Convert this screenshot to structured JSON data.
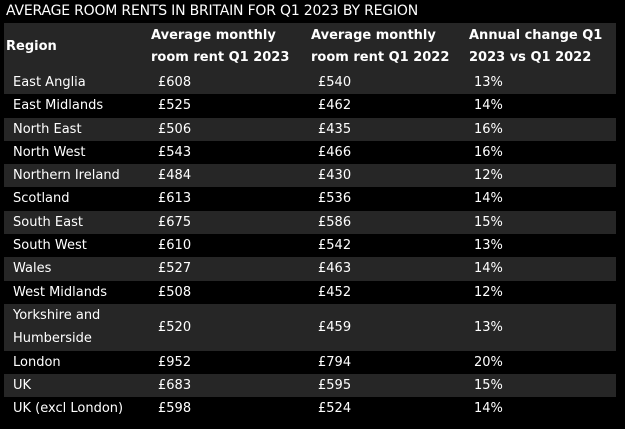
{
  "chart_data": {
    "type": "table",
    "title": "AVERAGE ROOM RENTS IN BRITAIN FOR Q1 2023 BY REGION",
    "columns": [
      "Region",
      "Average monthly room rent Q1 2023",
      "Average monthly room rent Q1 2022",
      "Annual change Q1 2023 vs Q1 2022"
    ],
    "rows": [
      [
        "East Anglia",
        "£608",
        "£540",
        "13%"
      ],
      [
        "East Midlands",
        "£525",
        "£462",
        "14%"
      ],
      [
        "North East",
        "£506",
        "£435",
        "16%"
      ],
      [
        "North West",
        "£543",
        "£466",
        "16%"
      ],
      [
        "Northern Ireland",
        "£484",
        "£430",
        "12%"
      ],
      [
        "Scotland",
        "£613",
        "£536",
        "14%"
      ],
      [
        "South East",
        "£675",
        "£586",
        "15%"
      ],
      [
        "South West",
        "£610",
        "£542",
        "13%"
      ],
      [
        "Wales",
        "£527",
        "£463",
        "14%"
      ],
      [
        "West Midlands",
        "£508",
        "£452",
        "12%"
      ],
      [
        "Yorkshire and Humberside",
        "£520",
        "£459",
        "13%"
      ],
      [
        "London",
        "£952",
        "£794",
        "20%"
      ],
      [
        "UK",
        "£683",
        "£595",
        "15%"
      ],
      [
        "UK (excl London)",
        "£598",
        "£524",
        "14%"
      ]
    ]
  }
}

DO THIS: Omit every picture, then repeat the remaining data exactly as it appears above.

IN RESPONSE:
Convert this screenshot to structured JSON data.
{
  "chart_data": {
    "type": "table",
    "title": "AVERAGE ROOM RENTS IN BRITAIN FOR Q1 2023 BY REGION",
    "columns": [
      "Region",
      "Average monthly room rent Q1 2023",
      "Average monthly room rent Q1 2022",
      "Annual change Q1 2023 vs Q1 2022"
    ],
    "rows": [
      [
        "East Anglia",
        "£608",
        "£540",
        "13%"
      ],
      [
        "East Midlands",
        "£525",
        "£462",
        "14%"
      ],
      [
        "North East",
        "£506",
        "£435",
        "16%"
      ],
      [
        "North West",
        "£543",
        "£466",
        "16%"
      ],
      [
        "Northern Ireland",
        "£484",
        "£430",
        "12%"
      ],
      [
        "Scotland",
        "£613",
        "£536",
        "14%"
      ],
      [
        "South East",
        "£675",
        "£586",
        "15%"
      ],
      [
        "South West",
        "£610",
        "£542",
        "13%"
      ],
      [
        "Wales",
        "£527",
        "£463",
        "14%"
      ],
      [
        "West Midlands",
        "£508",
        "£452",
        "12%"
      ],
      [
        "Yorkshire and Humberside",
        "£520",
        "£459",
        "13%"
      ],
      [
        "London",
        "£952",
        "£794",
        "20%"
      ],
      [
        "UK",
        "£683",
        "£595",
        "15%"
      ],
      [
        "UK (excl London)",
        "£598",
        "£524",
        "14%"
      ]
    ]
  }
}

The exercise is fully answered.